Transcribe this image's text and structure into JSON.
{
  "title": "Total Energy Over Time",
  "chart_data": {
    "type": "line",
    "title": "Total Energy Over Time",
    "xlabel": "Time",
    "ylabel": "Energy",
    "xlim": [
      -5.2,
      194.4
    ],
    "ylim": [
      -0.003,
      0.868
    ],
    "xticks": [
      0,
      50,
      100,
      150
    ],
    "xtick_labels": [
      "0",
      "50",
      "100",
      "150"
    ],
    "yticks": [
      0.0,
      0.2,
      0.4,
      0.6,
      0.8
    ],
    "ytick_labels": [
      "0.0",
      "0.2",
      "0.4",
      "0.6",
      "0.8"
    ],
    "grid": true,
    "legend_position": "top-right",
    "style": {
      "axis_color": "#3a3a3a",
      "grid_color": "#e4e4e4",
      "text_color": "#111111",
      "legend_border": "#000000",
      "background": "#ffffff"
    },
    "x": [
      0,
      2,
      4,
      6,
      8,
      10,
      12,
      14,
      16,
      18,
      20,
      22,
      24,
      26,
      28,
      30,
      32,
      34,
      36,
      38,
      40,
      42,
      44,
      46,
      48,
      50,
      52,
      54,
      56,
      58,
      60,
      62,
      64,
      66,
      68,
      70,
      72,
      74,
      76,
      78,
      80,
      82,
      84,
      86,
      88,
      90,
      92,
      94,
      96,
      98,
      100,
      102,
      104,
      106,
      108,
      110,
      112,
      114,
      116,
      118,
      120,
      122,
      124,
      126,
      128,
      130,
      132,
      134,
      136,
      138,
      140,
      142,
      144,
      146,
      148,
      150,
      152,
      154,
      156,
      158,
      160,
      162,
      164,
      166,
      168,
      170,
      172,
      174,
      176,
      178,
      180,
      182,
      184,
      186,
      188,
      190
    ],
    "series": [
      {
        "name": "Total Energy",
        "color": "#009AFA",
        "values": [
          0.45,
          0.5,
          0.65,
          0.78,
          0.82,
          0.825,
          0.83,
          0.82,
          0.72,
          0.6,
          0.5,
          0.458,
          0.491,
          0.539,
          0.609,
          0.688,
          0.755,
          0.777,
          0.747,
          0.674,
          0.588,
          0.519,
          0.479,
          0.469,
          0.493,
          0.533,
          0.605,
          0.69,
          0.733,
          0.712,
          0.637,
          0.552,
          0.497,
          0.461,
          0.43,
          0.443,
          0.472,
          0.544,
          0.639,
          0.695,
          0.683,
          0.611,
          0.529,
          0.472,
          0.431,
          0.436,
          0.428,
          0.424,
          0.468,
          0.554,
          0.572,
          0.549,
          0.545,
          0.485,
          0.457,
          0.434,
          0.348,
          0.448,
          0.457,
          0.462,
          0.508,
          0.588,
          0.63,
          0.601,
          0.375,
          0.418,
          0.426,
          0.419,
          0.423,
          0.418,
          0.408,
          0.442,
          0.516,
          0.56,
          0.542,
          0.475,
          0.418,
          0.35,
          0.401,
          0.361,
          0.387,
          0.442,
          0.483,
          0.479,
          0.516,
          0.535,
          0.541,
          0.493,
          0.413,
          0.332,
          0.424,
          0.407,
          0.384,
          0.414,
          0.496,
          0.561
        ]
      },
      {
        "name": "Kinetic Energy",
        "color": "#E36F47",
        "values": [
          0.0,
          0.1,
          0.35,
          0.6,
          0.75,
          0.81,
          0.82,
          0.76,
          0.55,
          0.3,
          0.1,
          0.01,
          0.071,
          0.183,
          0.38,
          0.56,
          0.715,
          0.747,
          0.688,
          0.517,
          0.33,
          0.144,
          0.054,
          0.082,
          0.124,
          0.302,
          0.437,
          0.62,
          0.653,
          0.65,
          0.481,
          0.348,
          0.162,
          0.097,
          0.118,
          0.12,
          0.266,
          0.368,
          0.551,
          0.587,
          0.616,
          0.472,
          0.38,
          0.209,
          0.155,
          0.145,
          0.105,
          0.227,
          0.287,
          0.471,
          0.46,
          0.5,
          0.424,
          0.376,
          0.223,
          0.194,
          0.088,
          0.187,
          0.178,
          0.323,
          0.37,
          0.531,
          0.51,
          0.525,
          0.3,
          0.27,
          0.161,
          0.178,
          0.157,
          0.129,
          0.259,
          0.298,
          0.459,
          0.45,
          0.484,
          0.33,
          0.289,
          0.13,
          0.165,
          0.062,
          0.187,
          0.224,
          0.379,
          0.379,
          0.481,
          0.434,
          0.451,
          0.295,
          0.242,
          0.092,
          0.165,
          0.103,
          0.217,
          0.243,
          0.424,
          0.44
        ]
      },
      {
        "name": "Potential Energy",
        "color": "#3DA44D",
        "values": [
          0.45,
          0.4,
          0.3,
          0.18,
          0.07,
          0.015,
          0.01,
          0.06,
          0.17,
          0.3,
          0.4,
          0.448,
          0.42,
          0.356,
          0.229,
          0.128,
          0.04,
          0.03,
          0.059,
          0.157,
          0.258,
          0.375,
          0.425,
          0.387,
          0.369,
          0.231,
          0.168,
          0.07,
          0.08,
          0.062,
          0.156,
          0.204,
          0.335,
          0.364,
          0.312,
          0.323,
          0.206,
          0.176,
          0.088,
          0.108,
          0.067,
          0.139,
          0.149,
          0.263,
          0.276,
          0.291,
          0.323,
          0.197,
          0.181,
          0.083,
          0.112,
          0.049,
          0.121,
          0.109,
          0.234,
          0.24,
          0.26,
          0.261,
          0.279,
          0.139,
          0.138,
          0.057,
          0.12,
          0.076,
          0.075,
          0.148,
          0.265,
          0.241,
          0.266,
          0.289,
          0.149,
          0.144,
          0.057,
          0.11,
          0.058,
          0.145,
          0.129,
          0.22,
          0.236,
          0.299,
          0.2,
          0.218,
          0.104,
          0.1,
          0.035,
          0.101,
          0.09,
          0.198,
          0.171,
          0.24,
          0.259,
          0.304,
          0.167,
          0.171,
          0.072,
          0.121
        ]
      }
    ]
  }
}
======
Your objective.
Copy each line from the records above that includes the string "Over".

Answer to the task.
  "title": "Total Energy Over Time",
    "title": "Total Energy Over Time",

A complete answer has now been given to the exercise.